What to produce: Work out the number of lines containing "name". Give that number alone.

--- The input ---

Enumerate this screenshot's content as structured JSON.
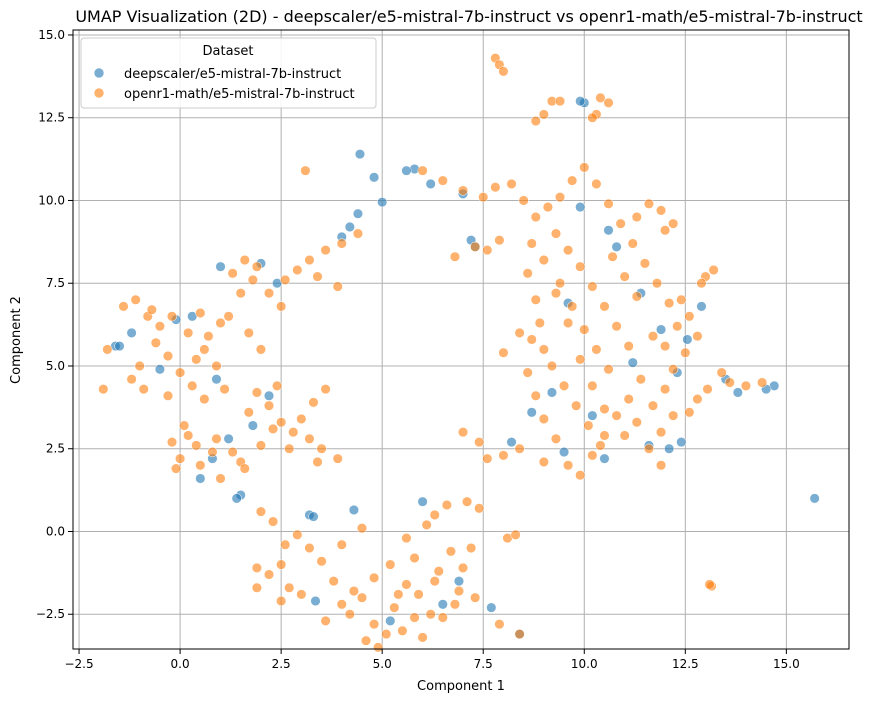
{
  "chart_data": {
    "type": "scatter",
    "title": "UMAP Visualization (2D) - deepscaler/e5-mistral-7b-instruct vs openr1-math/e5-mistral-7b-instruct",
    "xlabel": "Component 1",
    "ylabel": "Component 2",
    "xlim": [
      -2.65,
      16.55
    ],
    "ylim": [
      -3.55,
      15.15
    ],
    "xticks": [
      -2.5,
      0.0,
      2.5,
      5.0,
      7.5,
      10.0,
      12.5,
      15.0
    ],
    "yticks": [
      -2.5,
      0.0,
      2.5,
      5.0,
      7.5,
      10.0,
      12.5,
      15.0
    ],
    "xtick_labels": [
      "−2.5",
      "0.0",
      "2.5",
      "5.0",
      "7.5",
      "10.0",
      "12.5",
      "15.0"
    ],
    "ytick_labels": [
      "−2.5",
      "0.0",
      "2.5",
      "5.0",
      "7.5",
      "10.0",
      "12.5",
      "15.0"
    ],
    "grid": true,
    "legend": {
      "title": "Dataset",
      "placement": "top-left"
    },
    "series": [
      {
        "name": "deepscaler/e5-mistral-7b-instruct",
        "color": "#1f77b4",
        "points": [
          [
            15.7,
            1.0
          ],
          [
            4.45,
            11.4
          ],
          [
            4.8,
            10.7
          ],
          [
            5.0,
            9.95
          ],
          [
            10.0,
            12.95
          ],
          [
            9.9,
            13.0
          ],
          [
            14.7,
            4.4
          ],
          [
            14.5,
            4.3
          ],
          [
            12.9,
            6.8
          ],
          [
            12.55,
            5.8
          ],
          [
            12.3,
            4.8
          ],
          [
            12.4,
            2.7
          ],
          [
            12.1,
            2.5
          ],
          [
            4.3,
            0.65
          ],
          [
            3.35,
            -2.1
          ],
          [
            7.7,
            -2.3
          ],
          [
            8.4,
            -3.1
          ],
          [
            -1.6,
            5.6
          ],
          [
            -1.5,
            5.6
          ],
          [
            -1.2,
            6.0
          ],
          [
            1.5,
            1.1
          ],
          [
            1.4,
            1.0
          ],
          [
            -0.1,
            6.4
          ],
          [
            0.3,
            6.5
          ],
          [
            5.8,
            10.95
          ],
          [
            5.6,
            10.9
          ],
          [
            7.2,
            8.8
          ],
          [
            7.3,
            8.6
          ],
          [
            9.5,
            2.4
          ],
          [
            10.5,
            2.2
          ],
          [
            11.6,
            2.6
          ],
          [
            8.7,
            3.6
          ],
          [
            2.0,
            8.1
          ],
          [
            2.4,
            7.5
          ],
          [
            1.0,
            8.0
          ],
          [
            3.2,
            0.5
          ],
          [
            3.3,
            0.45
          ],
          [
            6.0,
            0.9
          ],
          [
            4.0,
            8.9
          ],
          [
            4.2,
            9.2
          ],
          [
            4.4,
            9.6
          ],
          [
            9.2,
            4.2
          ],
          [
            10.2,
            3.5
          ],
          [
            11.2,
            5.1
          ],
          [
            9.6,
            6.9
          ],
          [
            10.8,
            8.6
          ],
          [
            0.8,
            2.2
          ],
          [
            1.2,
            2.8
          ],
          [
            0.5,
            1.6
          ],
          [
            5.2,
            -2.7
          ],
          [
            6.5,
            -2.2
          ],
          [
            6.9,
            -1.5
          ],
          [
            13.8,
            4.2
          ],
          [
            13.5,
            4.6
          ],
          [
            1.8,
            3.2
          ],
          [
            2.2,
            4.1
          ],
          [
            0.9,
            4.6
          ],
          [
            -0.5,
            4.9
          ],
          [
            11.4,
            7.2
          ],
          [
            11.9,
            6.1
          ],
          [
            6.2,
            10.5
          ],
          [
            7.0,
            10.2
          ],
          [
            8.2,
            2.7
          ],
          [
            9.9,
            9.8
          ],
          [
            10.6,
            9.1
          ]
        ]
      },
      {
        "name": "openr1-math/e5-mistral-7b-instruct",
        "color": "#ff7f0e",
        "points": [
          [
            7.8,
            14.3
          ],
          [
            7.9,
            14.1
          ],
          [
            8.0,
            13.9
          ],
          [
            9.2,
            13.0
          ],
          [
            9.4,
            13.0
          ],
          [
            9.0,
            12.6
          ],
          [
            8.8,
            12.4
          ],
          [
            10.4,
            13.1
          ],
          [
            10.6,
            12.95
          ],
          [
            10.3,
            12.6
          ],
          [
            10.2,
            12.5
          ],
          [
            3.1,
            10.9
          ],
          [
            13.15,
            -1.65
          ],
          [
            13.1,
            -1.6
          ],
          [
            13.0,
            7.7
          ],
          [
            13.2,
            7.9
          ],
          [
            12.9,
            7.5
          ],
          [
            13.05,
            4.3
          ],
          [
            13.6,
            4.5
          ],
          [
            14.0,
            4.4
          ],
          [
            14.4,
            4.5
          ],
          [
            13.4,
            4.8
          ],
          [
            12.8,
            4.0
          ],
          [
            12.6,
            3.6
          ],
          [
            -1.9,
            4.3
          ],
          [
            -1.8,
            5.5
          ],
          [
            -1.0,
            5.0
          ],
          [
            -0.8,
            6.5
          ],
          [
            -0.5,
            6.2
          ],
          [
            0.2,
            6.0
          ],
          [
            0.6,
            5.5
          ],
          [
            0.9,
            5.0
          ],
          [
            1.2,
            6.5
          ],
          [
            1.6,
            8.2
          ],
          [
            1.9,
            8.0
          ],
          [
            1.3,
            7.8
          ],
          [
            2.6,
            7.6
          ],
          [
            2.9,
            7.9
          ],
          [
            3.2,
            8.2
          ],
          [
            3.6,
            8.5
          ],
          [
            4.0,
            8.7
          ],
          [
            4.4,
            9.0
          ],
          [
            3.4,
            7.7
          ],
          [
            3.9,
            7.4
          ],
          [
            0.1,
            3.2
          ],
          [
            0.4,
            2.6
          ],
          [
            0.0,
            2.2
          ],
          [
            0.8,
            2.4
          ],
          [
            1.0,
            1.6
          ],
          [
            1.5,
            2.1
          ],
          [
            1.6,
            1.9
          ],
          [
            1.7,
            3.6
          ],
          [
            1.9,
            4.2
          ],
          [
            2.2,
            3.8
          ],
          [
            2.5,
            3.3
          ],
          [
            2.8,
            3.0
          ],
          [
            3.2,
            2.8
          ],
          [
            3.5,
            2.5
          ],
          [
            3.9,
            2.2
          ],
          [
            2.4,
            4.4
          ],
          [
            1.7,
            6.0
          ],
          [
            2.0,
            5.5
          ],
          [
            2.0,
            0.6
          ],
          [
            2.3,
            0.3
          ],
          [
            2.6,
            -0.4
          ],
          [
            2.5,
            -1.0
          ],
          [
            2.2,
            -1.3
          ],
          [
            1.9,
            -1.1
          ],
          [
            1.9,
            -1.7
          ],
          [
            2.9,
            -0.1
          ],
          [
            3.2,
            -0.5
          ],
          [
            3.5,
            -0.9
          ],
          [
            3.8,
            -1.5
          ],
          [
            3.6,
            -2.7
          ],
          [
            4.0,
            -2.2
          ],
          [
            4.3,
            -1.8
          ],
          [
            4.6,
            -3.3
          ],
          [
            4.9,
            -3.5
          ],
          [
            5.1,
            -3.1
          ],
          [
            5.3,
            -2.3
          ],
          [
            5.6,
            -1.6
          ],
          [
            5.8,
            -0.8
          ],
          [
            5.9,
            -1.9
          ],
          [
            6.2,
            -2.5
          ],
          [
            6.4,
            -1.2
          ],
          [
            6.7,
            -0.6
          ],
          [
            6.9,
            -1.8
          ],
          [
            6.5,
            -2.6
          ],
          [
            6.3,
            0.5
          ],
          [
            6.6,
            0.8
          ],
          [
            7.1,
            0.9
          ],
          [
            7.2,
            -0.5
          ],
          [
            7.4,
            0.7
          ],
          [
            7.9,
            -2.8
          ],
          [
            8.4,
            -3.1
          ],
          [
            8.1,
            -0.2
          ],
          [
            8.3,
            -0.1
          ],
          [
            7.6,
            2.2
          ],
          [
            8.0,
            2.3
          ],
          [
            8.4,
            2.5
          ],
          [
            7.0,
            3.0
          ],
          [
            7.4,
            2.7
          ],
          [
            6.0,
            10.9
          ],
          [
            6.5,
            10.6
          ],
          [
            7.0,
            10.3
          ],
          [
            7.5,
            10.1
          ],
          [
            7.8,
            10.4
          ],
          [
            8.2,
            10.5
          ],
          [
            7.3,
            8.6
          ],
          [
            7.6,
            8.5
          ],
          [
            7.9,
            8.8
          ],
          [
            6.8,
            8.3
          ],
          [
            8.5,
            10.0
          ],
          [
            8.8,
            9.5
          ],
          [
            8.7,
            8.7
          ],
          [
            8.6,
            7.8
          ],
          [
            8.8,
            7.0
          ],
          [
            8.9,
            6.3
          ],
          [
            9.0,
            5.5
          ],
          [
            8.4,
            6.0
          ],
          [
            8.0,
            5.4
          ],
          [
            8.6,
            4.8
          ],
          [
            8.8,
            4.1
          ],
          [
            9.0,
            3.4
          ],
          [
            9.3,
            2.8
          ],
          [
            9.6,
            2.0
          ],
          [
            9.9,
            1.7
          ],
          [
            10.2,
            2.3
          ],
          [
            10.5,
            2.9
          ],
          [
            10.8,
            3.5
          ],
          [
            11.1,
            4.0
          ],
          [
            11.4,
            4.6
          ],
          [
            11.7,
            3.8
          ],
          [
            11.9,
            3.0
          ],
          [
            11.6,
            2.5
          ],
          [
            12.0,
            4.3
          ],
          [
            12.2,
            4.9
          ],
          [
            12.5,
            5.4
          ],
          [
            12.3,
            6.2
          ],
          [
            12.1,
            6.9
          ],
          [
            11.8,
            7.5
          ],
          [
            11.5,
            8.1
          ],
          [
            11.2,
            8.7
          ],
          [
            10.9,
            9.3
          ],
          [
            10.6,
            9.9
          ],
          [
            10.3,
            10.5
          ],
          [
            10.0,
            11.0
          ],
          [
            9.7,
            10.6
          ],
          [
            9.4,
            10.1
          ],
          [
            9.1,
            9.8
          ],
          [
            9.3,
            9.0
          ],
          [
            9.6,
            8.5
          ],
          [
            9.9,
            8.0
          ],
          [
            10.2,
            7.4
          ],
          [
            10.5,
            6.8
          ],
          [
            10.8,
            6.2
          ],
          [
            11.1,
            5.6
          ],
          [
            9.4,
            7.5
          ],
          [
            9.7,
            6.8
          ],
          [
            10.0,
            6.1
          ],
          [
            10.3,
            5.5
          ],
          [
            10.6,
            4.9
          ],
          [
            9.2,
            5.0
          ],
          [
            9.5,
            4.4
          ],
          [
            9.8,
            3.8
          ],
          [
            10.1,
            3.2
          ],
          [
            10.4,
            2.6
          ],
          [
            11.0,
            2.9
          ],
          [
            11.3,
            3.3
          ],
          [
            12.0,
            9.1
          ],
          [
            12.2,
            9.3
          ],
          [
            11.9,
            9.7
          ],
          [
            11.6,
            9.9
          ],
          [
            11.3,
            9.5
          ],
          [
            12.4,
            7.0
          ],
          [
            12.6,
            6.5
          ],
          [
            12.8,
            5.9
          ],
          [
            12.0,
            5.6
          ],
          [
            11.7,
            5.9
          ],
          [
            9.0,
            2.1
          ],
          [
            11.9,
            2.0
          ],
          [
            12.2,
            3.5
          ],
          [
            10.7,
            8.3
          ],
          [
            11.0,
            7.7
          ],
          [
            11.3,
            7.1
          ],
          [
            8.7,
            5.8
          ],
          [
            9.0,
            8.2
          ],
          [
            9.3,
            7.2
          ],
          [
            9.6,
            6.3
          ],
          [
            9.9,
            5.2
          ],
          [
            10.2,
            4.4
          ],
          [
            10.5,
            3.7
          ],
          [
            -1.2,
            4.6
          ],
          [
            -0.9,
            4.3
          ],
          [
            -0.3,
            4.1
          ],
          [
            0.3,
            4.4
          ],
          [
            0.6,
            4.0
          ],
          [
            1.1,
            4.3
          ],
          [
            -0.6,
            5.7
          ],
          [
            -0.3,
            5.3
          ],
          [
            0.0,
            4.8
          ],
          [
            0.4,
            5.2
          ],
          [
            0.7,
            5.9
          ],
          [
            1.0,
            6.3
          ],
          [
            -1.4,
            6.8
          ],
          [
            -1.1,
            7.0
          ],
          [
            -0.7,
            6.7
          ],
          [
            -0.2,
            6.5
          ],
          [
            0.5,
            6.6
          ],
          [
            1.5,
            7.2
          ],
          [
            1.8,
            7.6
          ],
          [
            2.2,
            7.2
          ],
          [
            2.5,
            6.8
          ],
          [
            -0.2,
            2.7
          ],
          [
            0.2,
            2.9
          ],
          [
            0.5,
            2.0
          ],
          [
            0.9,
            2.8
          ],
          [
            1.3,
            2.4
          ],
          [
            -0.1,
            1.9
          ],
          [
            2.0,
            2.6
          ],
          [
            2.3,
            3.1
          ],
          [
            2.7,
            2.5
          ],
          [
            3.0,
            3.4
          ],
          [
            3.3,
            3.9
          ],
          [
            3.6,
            4.3
          ],
          [
            3.4,
            2.1
          ],
          [
            4.5,
            0.1
          ],
          [
            4.0,
            -0.4
          ],
          [
            2.7,
            -1.7
          ],
          [
            2.5,
            -2.1
          ],
          [
            3.0,
            -1.9
          ],
          [
            5.5,
            -3.0
          ],
          [
            5.8,
            -2.6
          ],
          [
            6.0,
            -3.2
          ],
          [
            6.8,
            -2.2
          ],
          [
            7.0,
            -1.1
          ],
          [
            6.1,
            0.2
          ],
          [
            5.6,
            -0.2
          ],
          [
            5.2,
            -1.0
          ],
          [
            4.8,
            -1.4
          ],
          [
            4.5,
            -2.0
          ],
          [
            4.2,
            -2.5
          ],
          [
            4.8,
            -2.8
          ],
          [
            5.4,
            -1.9
          ],
          [
            6.3,
            -1.5
          ],
          [
            7.3,
            -2.0
          ]
        ]
      }
    ]
  }
}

---

Response: 2